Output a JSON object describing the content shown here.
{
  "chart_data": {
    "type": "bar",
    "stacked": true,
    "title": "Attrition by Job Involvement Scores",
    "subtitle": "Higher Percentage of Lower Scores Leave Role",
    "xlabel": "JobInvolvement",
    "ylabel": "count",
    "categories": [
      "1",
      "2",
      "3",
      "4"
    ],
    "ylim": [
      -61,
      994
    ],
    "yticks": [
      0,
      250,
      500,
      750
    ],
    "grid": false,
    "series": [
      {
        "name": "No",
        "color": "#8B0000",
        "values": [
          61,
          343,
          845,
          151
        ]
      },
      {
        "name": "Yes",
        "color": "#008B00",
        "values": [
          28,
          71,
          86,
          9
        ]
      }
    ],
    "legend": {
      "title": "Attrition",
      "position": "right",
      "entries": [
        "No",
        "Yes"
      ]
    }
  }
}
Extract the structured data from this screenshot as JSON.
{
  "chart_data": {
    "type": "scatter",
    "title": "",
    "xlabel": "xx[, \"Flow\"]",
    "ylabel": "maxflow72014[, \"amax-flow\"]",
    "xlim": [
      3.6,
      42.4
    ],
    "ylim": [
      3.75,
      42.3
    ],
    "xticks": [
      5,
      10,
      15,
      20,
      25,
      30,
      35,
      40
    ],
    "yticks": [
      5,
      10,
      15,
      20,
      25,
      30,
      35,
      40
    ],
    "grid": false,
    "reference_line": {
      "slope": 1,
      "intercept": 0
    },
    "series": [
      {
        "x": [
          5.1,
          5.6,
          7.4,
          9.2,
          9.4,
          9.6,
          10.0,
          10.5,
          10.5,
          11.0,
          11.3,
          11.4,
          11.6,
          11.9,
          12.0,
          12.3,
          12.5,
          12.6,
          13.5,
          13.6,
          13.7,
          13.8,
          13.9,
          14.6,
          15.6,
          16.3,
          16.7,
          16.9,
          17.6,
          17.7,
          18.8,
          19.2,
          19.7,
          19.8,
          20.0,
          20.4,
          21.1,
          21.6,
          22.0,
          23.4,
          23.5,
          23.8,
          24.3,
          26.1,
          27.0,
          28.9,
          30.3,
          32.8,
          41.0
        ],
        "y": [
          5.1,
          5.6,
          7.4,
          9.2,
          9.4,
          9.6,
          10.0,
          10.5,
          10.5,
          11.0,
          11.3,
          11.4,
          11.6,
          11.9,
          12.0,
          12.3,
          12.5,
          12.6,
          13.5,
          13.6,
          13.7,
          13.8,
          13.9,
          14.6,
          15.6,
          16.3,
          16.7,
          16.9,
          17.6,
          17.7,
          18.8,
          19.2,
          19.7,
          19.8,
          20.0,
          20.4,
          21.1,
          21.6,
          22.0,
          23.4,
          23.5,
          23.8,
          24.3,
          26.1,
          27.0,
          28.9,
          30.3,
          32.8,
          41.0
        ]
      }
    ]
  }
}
----
**WORK REQUIRED:**
Without omitting anything, output the entries exactly.

**OUTPUT OF THE EXERCISE:**
Output a JSON object describing the content shown here.
{
  "chart_data": {
    "type": "bar",
    "stacked": true,
    "title": "Attrition by Job Involvement Scores",
    "subtitle": "Higher Percentage of Lower Scores Leave Role",
    "xlabel": "JobInvolvement",
    "ylabel": "count",
    "categories": [
      "1",
      "2",
      "3",
      "4"
    ],
    "ylim": [
      -61,
      994
    ],
    "yticks": [
      0,
      250,
      500,
      750
    ],
    "grid": false,
    "series": [
      {
        "name": "No",
        "color": "#8B0000",
        "values": [
          61,
          343,
          845,
          151
        ]
      },
      {
        "name": "Yes",
        "color": "#008B00",
        "values": [
          28,
          71,
          86,
          9
        ]
      }
    ],
    "legend": {
      "title": "Attrition",
      "position": "right",
      "entries": [
        "No",
        "Yes"
      ]
    }
  }
}
Extract the structured data from this screenshot as JSON.
{
  "chart_data": {
    "type": "scatter",
    "title": "",
    "xlabel": "xx[, \"Flow\"]",
    "ylabel": "maxflow72014[, \"amax-flow\"]",
    "xlim": [
      3.6,
      42.4
    ],
    "ylim": [
      3.75,
      42.3
    ],
    "xticks": [
      5,
      10,
      15,
      20,
      25,
      30,
      35,
      40
    ],
    "yticks": [
      5,
      10,
      15,
      20,
      25,
      30,
      35,
      40
    ],
    "grid": false,
    "reference_line": {
      "slope": 1,
      "intercept": 0
    },
    "series": [
      {
        "x": [
          5.1,
          5.6,
          7.4,
          9.2,
          9.4,
          9.6,
          10.0,
          10.5,
          10.5,
          11.0,
          11.3,
          11.4,
          11.6,
          11.9,
          12.0,
          12.3,
          12.5,
          12.6,
          13.5,
          13.6,
          13.7,
          13.8,
          13.9,
          14.6,
          15.6,
          16.3,
          16.7,
          16.9,
          17.6,
          17.7,
          18.8,
          19.2,
          19.7,
          19.8,
          20.0,
          20.4,
          21.1,
          21.6,
          22.0,
          23.4,
          23.5,
          23.8,
          24.3,
          26.1,
          27.0,
          28.9,
          30.3,
          32.8,
          41.0
        ],
        "y": [
          5.1,
          5.6,
          7.4,
          9.2,
          9.4,
          9.6,
          10.0,
          10.5,
          10.5,
          11.0,
          11.3,
          11.4,
          11.6,
          11.9,
          12.0,
          12.3,
          12.5,
          12.6,
          13.5,
          13.6,
          13.7,
          13.8,
          13.9,
          14.6,
          15.6,
          16.3,
          16.7,
          16.9,
          17.6,
          17.7,
          18.8,
          19.2,
          19.7,
          19.8,
          20.0,
          20.4,
          21.1,
          21.6,
          22.0,
          23.4,
          23.5,
          23.8,
          24.3,
          26.1,
          27.0,
          28.9,
          30.3,
          32.8,
          41.0
        ]
      }
    ]
  }
}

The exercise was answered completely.